> [What to work on]: Your task is to retype each line of the data below exactly.
..............................
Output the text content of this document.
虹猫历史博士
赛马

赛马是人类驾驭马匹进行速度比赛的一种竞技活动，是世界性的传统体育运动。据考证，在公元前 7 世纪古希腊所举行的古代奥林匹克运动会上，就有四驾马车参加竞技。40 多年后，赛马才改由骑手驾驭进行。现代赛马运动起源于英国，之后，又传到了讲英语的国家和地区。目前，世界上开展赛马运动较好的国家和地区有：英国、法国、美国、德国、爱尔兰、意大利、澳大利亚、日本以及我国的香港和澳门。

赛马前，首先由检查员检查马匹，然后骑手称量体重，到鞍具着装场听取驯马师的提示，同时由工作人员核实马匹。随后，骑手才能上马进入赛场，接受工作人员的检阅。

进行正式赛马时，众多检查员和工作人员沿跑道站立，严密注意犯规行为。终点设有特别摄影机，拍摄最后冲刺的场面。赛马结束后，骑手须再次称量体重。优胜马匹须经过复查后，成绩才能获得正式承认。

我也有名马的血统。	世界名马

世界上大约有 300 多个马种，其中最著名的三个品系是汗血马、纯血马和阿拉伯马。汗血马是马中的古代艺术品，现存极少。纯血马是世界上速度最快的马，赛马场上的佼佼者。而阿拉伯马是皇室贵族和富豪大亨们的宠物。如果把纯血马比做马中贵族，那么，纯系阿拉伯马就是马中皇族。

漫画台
..............................
> [Expected answer]:
Output the text content of this document.
虹猫历史博士
赛马

赛马是人类驾驭马匹进行速度比赛的一种竞技活动，是世界性的传统体育运动。据考证，在公元前 7 世纪古希腊所举行的古代奥林匹克运动会上，就有四驾马车参加竞技。40 多年后，赛马才改由骑手驾驭进行。现代赛马运动起源于英国，之后，又传到了讲英语的国家和地区。目前，世界上开展赛马运动较好的国家和地区有：英国、法国、美国、德国、爱尔兰、意大利、澳大利亚、日本以及我国的香港和澳门。

赛马前，首先由检查员检查马匹，然后骑手称量体重，到鞍具着装场听取驯马师的提示，同时由工作人员核实马匹。随后，骑手才能上马进入赛场，接受工作人员的检阅。

进行正式赛马时，众多检查员和工作人员沿跑道站立，严密注意犯规行为。终点设有特别摄影机，拍摄最后冲刺的场面。赛马结束后，骑手须再次称量体重。优胜马匹须经过复查后，成绩才能获得正式承认。

我也有名马的血统。	世界名马

世界上大约有 300 多个马种，其中最著名的三个品系是汗血马、纯血马和阿拉伯马。汗血马是马中的古代艺术品，现存极少。纯血马是世界上速度最快的马，赛马场上的佼佼者。而阿拉伯马是皇室贵族和富豪大亨们的宠物。如果把纯血马比做马中贵族，那么，纯系阿拉伯马就是马中皇族。

漫画台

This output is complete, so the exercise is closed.